▶ _Objective_:
Below are the records; pull every line that includes "сайте".

▶ _Records for this task_:

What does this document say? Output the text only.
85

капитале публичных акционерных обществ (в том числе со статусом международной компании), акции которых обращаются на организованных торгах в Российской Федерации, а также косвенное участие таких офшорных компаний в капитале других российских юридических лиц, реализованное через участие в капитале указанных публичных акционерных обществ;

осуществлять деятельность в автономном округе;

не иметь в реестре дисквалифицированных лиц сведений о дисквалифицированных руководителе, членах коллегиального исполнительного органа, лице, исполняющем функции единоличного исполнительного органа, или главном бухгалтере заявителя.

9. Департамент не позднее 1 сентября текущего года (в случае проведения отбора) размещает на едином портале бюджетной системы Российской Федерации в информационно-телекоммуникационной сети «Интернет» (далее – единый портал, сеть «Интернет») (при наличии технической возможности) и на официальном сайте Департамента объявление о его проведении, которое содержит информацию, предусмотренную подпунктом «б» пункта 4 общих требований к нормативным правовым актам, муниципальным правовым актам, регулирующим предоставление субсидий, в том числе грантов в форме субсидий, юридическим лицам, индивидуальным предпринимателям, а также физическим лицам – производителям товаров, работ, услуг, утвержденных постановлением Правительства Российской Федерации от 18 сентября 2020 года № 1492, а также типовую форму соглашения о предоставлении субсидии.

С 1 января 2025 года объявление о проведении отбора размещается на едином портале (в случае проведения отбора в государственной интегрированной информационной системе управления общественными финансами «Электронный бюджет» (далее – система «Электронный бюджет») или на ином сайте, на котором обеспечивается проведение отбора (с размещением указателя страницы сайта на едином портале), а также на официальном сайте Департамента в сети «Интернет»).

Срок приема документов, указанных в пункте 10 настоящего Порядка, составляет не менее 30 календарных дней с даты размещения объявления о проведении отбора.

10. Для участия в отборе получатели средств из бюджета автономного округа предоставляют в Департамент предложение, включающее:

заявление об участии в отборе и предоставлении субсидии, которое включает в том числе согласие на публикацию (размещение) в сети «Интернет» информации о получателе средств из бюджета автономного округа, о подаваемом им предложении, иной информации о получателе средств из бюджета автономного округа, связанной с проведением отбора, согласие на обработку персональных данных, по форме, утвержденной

▶ _Exercise solution_:
9. Департамент не позднее 1 сентября текущего года (в случае проведения отбора) размещает на едином портале бюджетной системы Российской Федерации в информационно-телекоммуникационной сети «Интернет» (далее – единый портал, сеть «Интернет») (при наличии технической возможности) и на официальном сайте Департамента объявление о его проведении, которое содержит информацию, предусмотренную подпунктом «б» пункта 4 общих требований к нормативным правовым актам, муниципальным правовым актам, регулирующим предоставление субсидий, в том числе грантов в форме субсидий, юридическим лицам, индивидуальным предпринимателям, а также физическим лицам – производителям товаров, работ, услуг, утвержденных постановлением Правительства Российской Федерации от 18 сентября 2020 года № 1492, а также типовую форму соглашения о предоставлении субсидии.
С 1 января 2025 года объявление о проведении отбора размещается на едином портале (в случае проведения отбора в государственной интегрированной информационной системе управления общественными финансами «Электронный бюджет» (далее – система «Электронный бюджет») или на ином сайте, на котором обеспечивается проведение отбора (с размещением указателя страницы сайта на едином портале), а также на официальном сайте Департамента в сети «Интернет»).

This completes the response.